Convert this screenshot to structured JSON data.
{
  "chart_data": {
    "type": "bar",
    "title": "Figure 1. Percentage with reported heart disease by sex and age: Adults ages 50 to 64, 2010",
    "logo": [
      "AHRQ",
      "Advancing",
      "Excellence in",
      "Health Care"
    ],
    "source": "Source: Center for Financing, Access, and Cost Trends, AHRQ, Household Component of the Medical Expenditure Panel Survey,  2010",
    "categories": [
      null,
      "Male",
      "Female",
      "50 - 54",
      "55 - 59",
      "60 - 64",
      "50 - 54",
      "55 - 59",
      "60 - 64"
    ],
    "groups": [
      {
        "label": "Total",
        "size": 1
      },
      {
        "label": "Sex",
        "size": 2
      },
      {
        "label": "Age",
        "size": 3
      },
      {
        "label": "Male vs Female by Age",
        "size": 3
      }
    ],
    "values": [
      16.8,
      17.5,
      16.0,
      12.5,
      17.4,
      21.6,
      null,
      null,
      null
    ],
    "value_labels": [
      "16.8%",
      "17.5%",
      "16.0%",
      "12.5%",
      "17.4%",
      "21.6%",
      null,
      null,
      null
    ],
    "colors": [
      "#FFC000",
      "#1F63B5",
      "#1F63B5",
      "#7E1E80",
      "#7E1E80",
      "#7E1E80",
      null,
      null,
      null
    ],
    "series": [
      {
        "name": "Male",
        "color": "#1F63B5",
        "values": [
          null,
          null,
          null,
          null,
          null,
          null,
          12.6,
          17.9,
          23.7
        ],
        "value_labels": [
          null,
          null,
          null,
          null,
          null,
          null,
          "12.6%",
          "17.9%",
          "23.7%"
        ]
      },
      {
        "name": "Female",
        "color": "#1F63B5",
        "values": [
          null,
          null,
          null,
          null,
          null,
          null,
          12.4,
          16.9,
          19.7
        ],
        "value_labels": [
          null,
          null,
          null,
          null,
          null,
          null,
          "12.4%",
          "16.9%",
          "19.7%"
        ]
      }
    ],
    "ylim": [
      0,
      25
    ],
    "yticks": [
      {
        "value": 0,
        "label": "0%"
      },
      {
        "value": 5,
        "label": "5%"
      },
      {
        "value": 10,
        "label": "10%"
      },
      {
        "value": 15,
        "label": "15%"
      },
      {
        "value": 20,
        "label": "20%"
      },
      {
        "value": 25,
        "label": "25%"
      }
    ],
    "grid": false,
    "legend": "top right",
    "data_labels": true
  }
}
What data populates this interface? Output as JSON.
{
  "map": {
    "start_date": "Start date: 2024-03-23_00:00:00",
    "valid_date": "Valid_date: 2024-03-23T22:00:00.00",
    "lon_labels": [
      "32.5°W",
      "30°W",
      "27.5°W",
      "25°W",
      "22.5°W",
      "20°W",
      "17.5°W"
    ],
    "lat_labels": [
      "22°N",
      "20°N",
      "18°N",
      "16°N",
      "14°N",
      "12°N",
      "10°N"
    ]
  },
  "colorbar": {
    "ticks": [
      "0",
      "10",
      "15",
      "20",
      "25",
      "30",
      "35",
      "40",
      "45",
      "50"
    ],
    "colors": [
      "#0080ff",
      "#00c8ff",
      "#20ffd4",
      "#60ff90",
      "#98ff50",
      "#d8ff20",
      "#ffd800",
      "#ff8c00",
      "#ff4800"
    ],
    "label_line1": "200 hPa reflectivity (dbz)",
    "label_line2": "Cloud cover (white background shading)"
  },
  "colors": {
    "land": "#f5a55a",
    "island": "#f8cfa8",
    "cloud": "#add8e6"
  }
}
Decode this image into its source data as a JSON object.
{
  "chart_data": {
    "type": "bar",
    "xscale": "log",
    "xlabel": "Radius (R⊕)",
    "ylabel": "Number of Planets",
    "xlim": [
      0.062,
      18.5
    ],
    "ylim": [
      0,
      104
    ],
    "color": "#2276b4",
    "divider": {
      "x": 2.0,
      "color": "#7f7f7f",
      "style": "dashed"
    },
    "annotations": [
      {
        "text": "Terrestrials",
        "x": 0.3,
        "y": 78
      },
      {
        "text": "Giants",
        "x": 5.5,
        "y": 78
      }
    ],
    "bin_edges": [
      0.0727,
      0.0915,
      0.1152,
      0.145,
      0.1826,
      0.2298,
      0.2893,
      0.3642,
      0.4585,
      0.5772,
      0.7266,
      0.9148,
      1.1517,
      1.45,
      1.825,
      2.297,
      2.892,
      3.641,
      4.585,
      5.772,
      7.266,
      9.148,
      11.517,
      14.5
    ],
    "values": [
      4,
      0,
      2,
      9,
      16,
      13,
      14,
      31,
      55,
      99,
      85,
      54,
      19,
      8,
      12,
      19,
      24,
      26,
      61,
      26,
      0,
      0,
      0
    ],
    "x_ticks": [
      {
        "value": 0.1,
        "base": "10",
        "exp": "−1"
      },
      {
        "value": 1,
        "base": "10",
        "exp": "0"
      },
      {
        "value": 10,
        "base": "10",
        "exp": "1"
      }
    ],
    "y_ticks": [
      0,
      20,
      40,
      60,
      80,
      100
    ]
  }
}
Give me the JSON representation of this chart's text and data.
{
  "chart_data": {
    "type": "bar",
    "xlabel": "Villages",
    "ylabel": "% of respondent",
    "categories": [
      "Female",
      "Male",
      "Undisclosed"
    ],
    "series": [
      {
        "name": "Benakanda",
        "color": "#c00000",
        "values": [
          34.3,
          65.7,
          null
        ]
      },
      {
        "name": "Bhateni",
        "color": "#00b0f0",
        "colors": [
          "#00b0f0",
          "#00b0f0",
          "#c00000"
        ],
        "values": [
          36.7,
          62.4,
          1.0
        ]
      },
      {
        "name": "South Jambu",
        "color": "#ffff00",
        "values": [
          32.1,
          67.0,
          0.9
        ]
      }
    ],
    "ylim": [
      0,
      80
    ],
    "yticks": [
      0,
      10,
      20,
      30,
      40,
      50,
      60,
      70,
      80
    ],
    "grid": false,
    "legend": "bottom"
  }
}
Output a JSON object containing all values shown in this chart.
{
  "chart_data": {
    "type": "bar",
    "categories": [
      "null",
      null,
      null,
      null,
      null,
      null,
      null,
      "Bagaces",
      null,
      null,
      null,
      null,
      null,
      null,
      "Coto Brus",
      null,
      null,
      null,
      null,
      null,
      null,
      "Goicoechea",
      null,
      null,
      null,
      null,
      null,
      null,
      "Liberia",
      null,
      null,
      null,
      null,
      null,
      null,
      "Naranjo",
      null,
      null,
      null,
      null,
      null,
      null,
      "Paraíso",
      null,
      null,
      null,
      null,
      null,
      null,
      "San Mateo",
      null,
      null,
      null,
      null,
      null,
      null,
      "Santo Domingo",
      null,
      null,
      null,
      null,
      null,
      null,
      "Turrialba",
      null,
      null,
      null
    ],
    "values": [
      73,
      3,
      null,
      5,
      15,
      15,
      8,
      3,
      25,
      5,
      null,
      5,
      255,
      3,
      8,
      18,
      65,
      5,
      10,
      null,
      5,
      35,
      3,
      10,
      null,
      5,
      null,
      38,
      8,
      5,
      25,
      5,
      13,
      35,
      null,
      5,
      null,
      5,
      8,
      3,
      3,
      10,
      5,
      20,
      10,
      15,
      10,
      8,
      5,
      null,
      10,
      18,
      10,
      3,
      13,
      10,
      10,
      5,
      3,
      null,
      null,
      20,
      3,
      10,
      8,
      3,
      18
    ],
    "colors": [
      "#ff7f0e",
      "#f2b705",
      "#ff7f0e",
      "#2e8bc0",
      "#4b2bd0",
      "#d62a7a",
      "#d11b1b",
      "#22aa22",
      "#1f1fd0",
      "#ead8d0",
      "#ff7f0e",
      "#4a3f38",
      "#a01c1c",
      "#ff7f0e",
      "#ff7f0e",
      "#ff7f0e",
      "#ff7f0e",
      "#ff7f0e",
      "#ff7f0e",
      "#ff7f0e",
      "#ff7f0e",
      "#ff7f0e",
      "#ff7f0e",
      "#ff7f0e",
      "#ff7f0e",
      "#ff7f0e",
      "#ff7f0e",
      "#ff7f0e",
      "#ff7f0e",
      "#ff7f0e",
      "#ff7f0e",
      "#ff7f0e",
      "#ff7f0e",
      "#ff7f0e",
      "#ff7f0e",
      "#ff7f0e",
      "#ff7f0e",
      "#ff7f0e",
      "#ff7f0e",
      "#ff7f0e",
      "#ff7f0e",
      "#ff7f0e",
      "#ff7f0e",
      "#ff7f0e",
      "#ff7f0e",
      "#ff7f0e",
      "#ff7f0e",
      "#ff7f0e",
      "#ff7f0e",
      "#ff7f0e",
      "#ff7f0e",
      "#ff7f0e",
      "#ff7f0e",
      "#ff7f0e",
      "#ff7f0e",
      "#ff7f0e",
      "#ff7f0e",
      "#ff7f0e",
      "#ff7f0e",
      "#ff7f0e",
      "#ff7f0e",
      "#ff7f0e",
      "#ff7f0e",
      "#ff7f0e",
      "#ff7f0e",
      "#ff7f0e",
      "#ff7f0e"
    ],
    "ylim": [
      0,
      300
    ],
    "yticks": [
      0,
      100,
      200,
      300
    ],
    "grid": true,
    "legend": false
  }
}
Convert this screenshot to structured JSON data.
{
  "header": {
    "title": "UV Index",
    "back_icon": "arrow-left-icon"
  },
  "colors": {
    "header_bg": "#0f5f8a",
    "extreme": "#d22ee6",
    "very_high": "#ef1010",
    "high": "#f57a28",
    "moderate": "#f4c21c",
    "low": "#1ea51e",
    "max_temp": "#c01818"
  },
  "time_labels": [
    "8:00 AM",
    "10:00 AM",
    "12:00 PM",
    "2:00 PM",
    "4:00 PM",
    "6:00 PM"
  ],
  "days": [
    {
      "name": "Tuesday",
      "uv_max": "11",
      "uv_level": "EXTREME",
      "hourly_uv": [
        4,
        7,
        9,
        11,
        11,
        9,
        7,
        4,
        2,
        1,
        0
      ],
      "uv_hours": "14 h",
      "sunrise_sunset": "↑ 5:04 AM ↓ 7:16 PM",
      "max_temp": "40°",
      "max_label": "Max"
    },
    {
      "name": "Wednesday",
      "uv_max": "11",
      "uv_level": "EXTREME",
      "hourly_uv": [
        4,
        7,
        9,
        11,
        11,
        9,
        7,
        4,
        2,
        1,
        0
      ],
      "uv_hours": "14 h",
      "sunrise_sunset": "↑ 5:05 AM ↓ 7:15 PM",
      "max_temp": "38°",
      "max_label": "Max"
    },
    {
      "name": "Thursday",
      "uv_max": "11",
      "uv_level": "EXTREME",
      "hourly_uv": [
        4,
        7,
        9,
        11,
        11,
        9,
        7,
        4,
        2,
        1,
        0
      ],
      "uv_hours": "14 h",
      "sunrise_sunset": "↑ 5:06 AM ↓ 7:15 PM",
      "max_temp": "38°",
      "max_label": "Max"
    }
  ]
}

_ _ _ _ _

■ DIRECTIVE ■
Filter the records above for lines containing the word "object", and copy those lines.

■ OUTPUT OF THE TASK ■
Decode this image into its source data as a JSON object.
Output a JSON object containing all values shown in this chart.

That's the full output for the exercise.